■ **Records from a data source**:
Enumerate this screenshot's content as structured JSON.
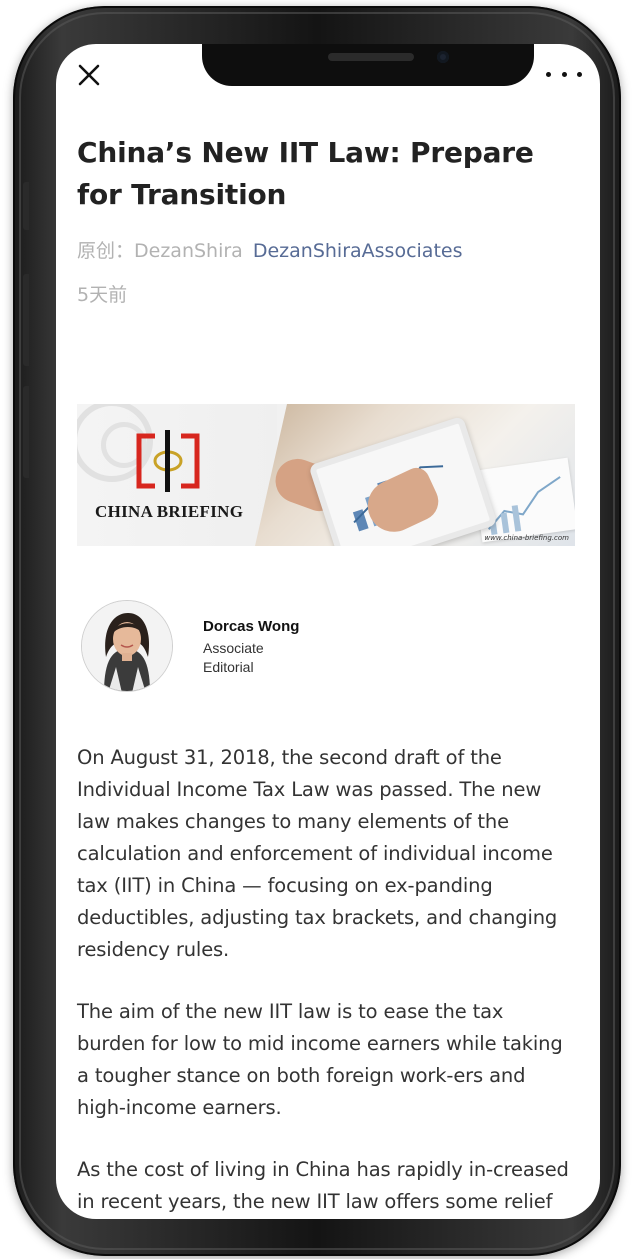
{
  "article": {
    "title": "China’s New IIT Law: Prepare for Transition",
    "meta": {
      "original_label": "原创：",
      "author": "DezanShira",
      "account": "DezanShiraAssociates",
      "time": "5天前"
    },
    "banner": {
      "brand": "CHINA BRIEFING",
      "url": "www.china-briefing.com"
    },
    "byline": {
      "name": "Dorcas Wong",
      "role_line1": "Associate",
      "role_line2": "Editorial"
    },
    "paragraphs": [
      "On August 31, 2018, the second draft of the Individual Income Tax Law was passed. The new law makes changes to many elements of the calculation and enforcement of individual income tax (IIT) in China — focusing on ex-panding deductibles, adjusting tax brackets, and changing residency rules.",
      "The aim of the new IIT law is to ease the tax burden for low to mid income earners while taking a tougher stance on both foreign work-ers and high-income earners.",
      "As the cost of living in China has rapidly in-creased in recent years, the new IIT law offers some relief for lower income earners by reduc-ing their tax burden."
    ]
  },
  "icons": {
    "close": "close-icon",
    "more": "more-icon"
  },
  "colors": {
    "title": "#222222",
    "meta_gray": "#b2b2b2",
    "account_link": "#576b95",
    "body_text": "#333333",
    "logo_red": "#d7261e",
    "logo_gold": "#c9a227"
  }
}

---

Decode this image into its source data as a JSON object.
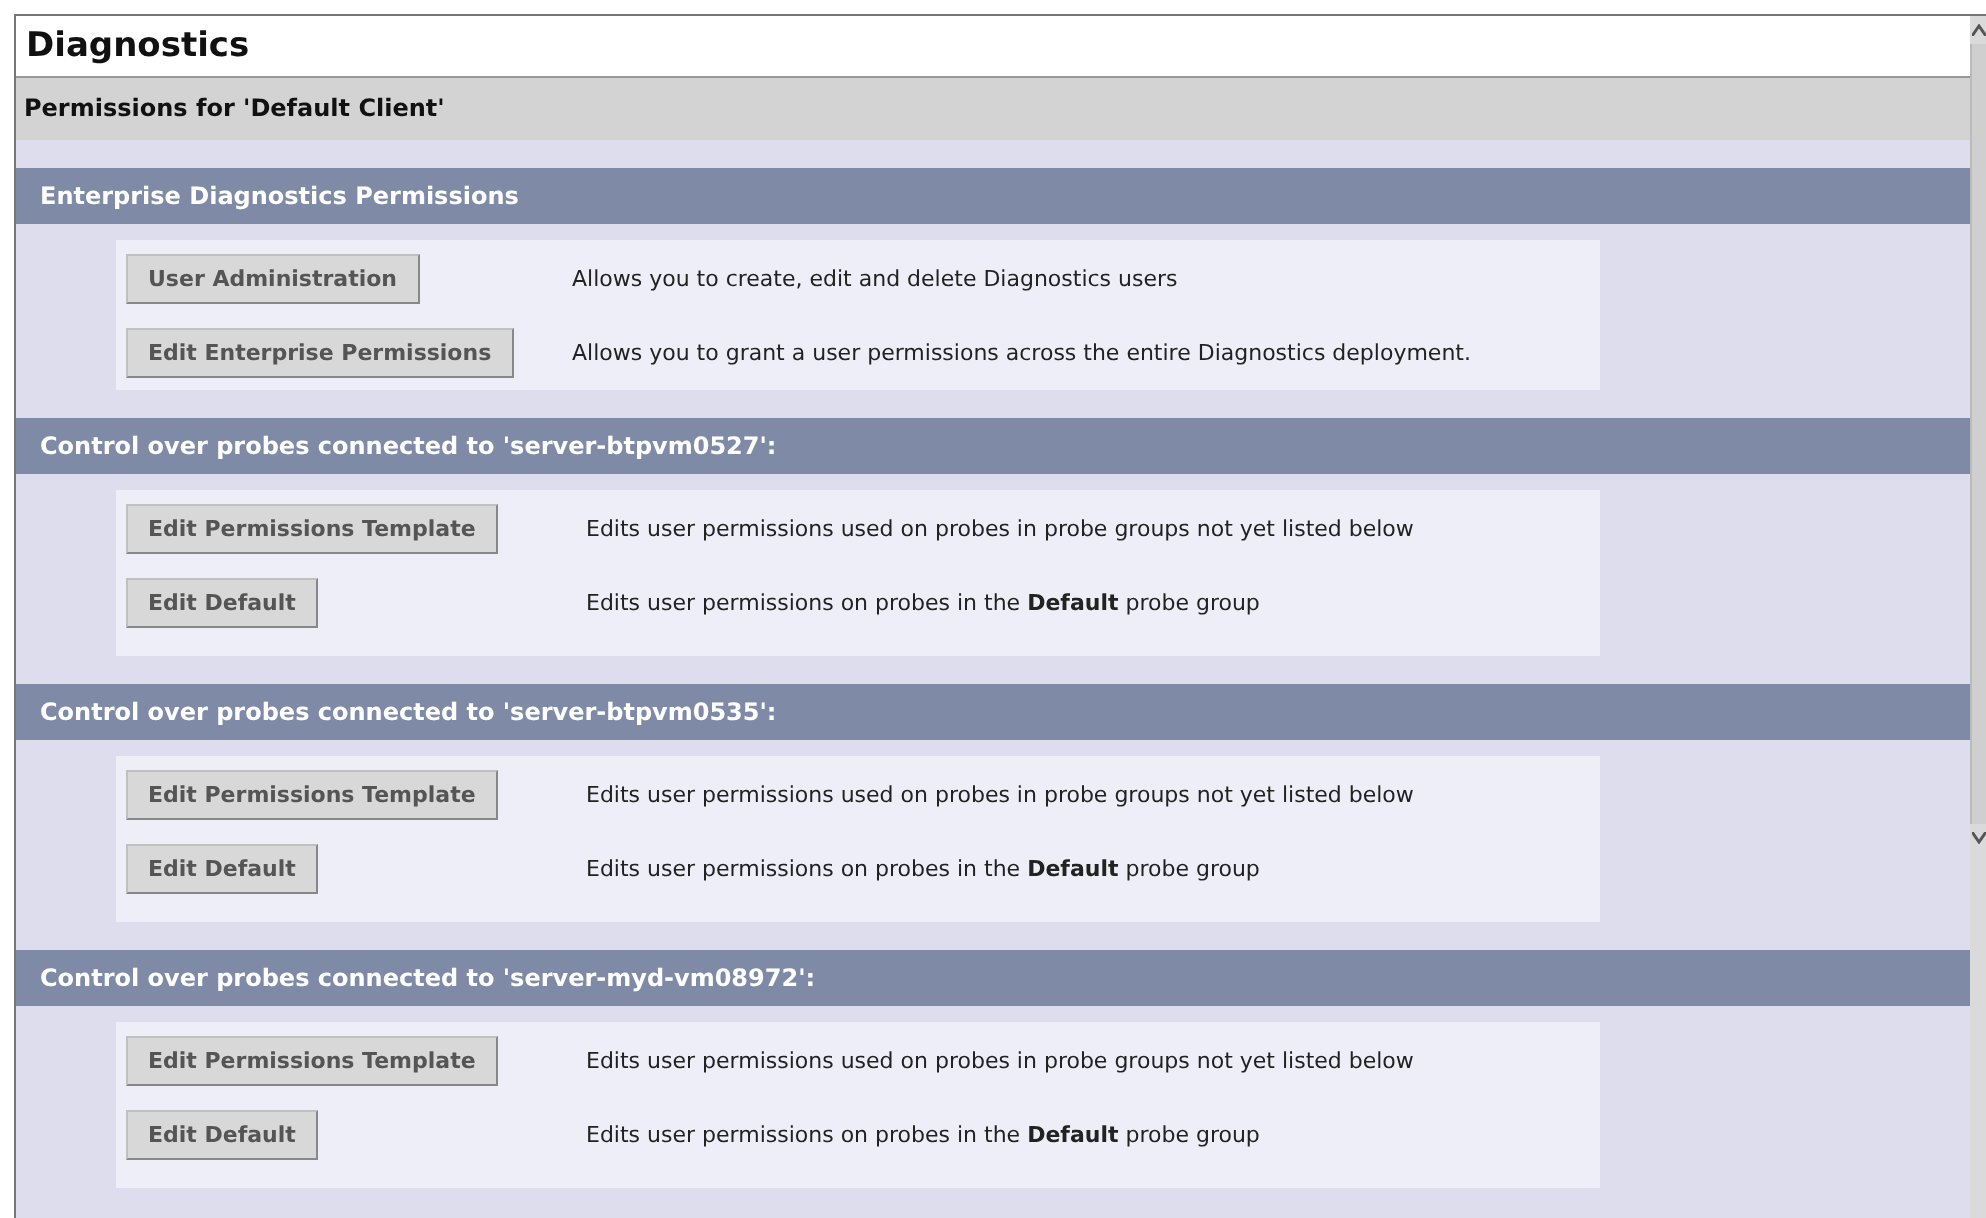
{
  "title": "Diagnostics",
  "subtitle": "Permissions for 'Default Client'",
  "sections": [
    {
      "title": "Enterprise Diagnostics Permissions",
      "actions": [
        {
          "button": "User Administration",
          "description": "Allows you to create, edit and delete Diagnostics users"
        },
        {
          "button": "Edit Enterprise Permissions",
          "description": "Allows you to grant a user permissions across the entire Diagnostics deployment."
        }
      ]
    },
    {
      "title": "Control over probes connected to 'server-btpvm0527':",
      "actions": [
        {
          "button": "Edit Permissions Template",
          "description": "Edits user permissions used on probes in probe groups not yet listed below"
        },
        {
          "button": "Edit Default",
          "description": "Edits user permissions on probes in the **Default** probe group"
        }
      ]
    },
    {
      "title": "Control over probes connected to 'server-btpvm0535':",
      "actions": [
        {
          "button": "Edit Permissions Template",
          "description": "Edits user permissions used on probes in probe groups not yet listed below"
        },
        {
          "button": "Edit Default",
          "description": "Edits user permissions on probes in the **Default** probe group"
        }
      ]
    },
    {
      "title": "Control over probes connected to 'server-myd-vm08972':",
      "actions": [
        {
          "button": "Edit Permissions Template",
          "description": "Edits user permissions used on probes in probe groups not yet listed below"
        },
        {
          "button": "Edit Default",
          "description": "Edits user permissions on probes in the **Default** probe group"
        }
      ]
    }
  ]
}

--

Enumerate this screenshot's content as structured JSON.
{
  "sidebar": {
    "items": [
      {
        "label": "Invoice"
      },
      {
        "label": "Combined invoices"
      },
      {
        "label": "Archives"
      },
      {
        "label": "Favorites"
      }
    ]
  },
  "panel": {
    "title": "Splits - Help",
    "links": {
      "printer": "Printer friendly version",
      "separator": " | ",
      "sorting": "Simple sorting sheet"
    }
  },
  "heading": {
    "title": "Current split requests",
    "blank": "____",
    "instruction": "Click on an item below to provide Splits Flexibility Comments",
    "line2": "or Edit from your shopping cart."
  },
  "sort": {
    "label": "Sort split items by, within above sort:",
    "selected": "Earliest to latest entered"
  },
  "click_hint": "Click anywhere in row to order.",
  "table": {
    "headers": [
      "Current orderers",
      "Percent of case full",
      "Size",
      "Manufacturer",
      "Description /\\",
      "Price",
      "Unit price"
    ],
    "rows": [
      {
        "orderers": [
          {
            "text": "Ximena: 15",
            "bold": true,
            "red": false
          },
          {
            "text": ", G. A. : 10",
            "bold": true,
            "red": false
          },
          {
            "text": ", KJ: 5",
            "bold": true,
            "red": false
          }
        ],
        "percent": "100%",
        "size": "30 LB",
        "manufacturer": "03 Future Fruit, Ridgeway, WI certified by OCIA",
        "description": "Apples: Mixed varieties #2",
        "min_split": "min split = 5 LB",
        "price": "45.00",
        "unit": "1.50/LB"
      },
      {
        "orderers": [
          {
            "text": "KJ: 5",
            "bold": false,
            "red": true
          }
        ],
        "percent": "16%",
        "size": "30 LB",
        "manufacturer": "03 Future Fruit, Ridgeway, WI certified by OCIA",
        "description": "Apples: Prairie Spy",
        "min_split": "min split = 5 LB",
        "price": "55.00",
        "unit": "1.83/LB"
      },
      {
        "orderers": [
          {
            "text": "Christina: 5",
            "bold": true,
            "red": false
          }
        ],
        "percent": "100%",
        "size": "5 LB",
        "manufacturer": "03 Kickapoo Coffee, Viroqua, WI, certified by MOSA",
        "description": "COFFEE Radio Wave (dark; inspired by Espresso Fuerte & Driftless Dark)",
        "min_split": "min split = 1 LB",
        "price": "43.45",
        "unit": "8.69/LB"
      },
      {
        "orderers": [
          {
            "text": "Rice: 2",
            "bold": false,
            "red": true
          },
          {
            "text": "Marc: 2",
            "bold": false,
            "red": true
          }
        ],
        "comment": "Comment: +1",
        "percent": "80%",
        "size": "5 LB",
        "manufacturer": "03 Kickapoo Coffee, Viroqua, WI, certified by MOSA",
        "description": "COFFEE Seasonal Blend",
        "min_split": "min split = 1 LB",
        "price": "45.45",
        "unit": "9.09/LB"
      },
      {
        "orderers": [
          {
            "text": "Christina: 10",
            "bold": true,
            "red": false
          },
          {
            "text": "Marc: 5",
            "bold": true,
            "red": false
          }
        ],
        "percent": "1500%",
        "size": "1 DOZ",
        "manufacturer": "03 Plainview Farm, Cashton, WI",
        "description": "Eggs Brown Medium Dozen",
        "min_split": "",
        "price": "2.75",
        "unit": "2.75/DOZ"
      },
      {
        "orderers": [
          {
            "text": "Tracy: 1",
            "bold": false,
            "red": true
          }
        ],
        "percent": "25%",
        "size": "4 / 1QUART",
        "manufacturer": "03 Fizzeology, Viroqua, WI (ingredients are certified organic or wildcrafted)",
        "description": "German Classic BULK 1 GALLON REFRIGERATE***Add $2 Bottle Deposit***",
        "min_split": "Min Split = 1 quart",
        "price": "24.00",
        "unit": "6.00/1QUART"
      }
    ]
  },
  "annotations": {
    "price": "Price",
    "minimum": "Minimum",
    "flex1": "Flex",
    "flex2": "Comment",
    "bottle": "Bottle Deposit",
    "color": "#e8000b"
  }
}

■ **Task to complete**: Collect each line holding the string "Deposit".

■ **Solved problem**:
        "description": "German Classic BULK 1 GALLON REFRIGERATE***Add $2 Bottle Deposit***",
    "bottle": "Bottle Deposit",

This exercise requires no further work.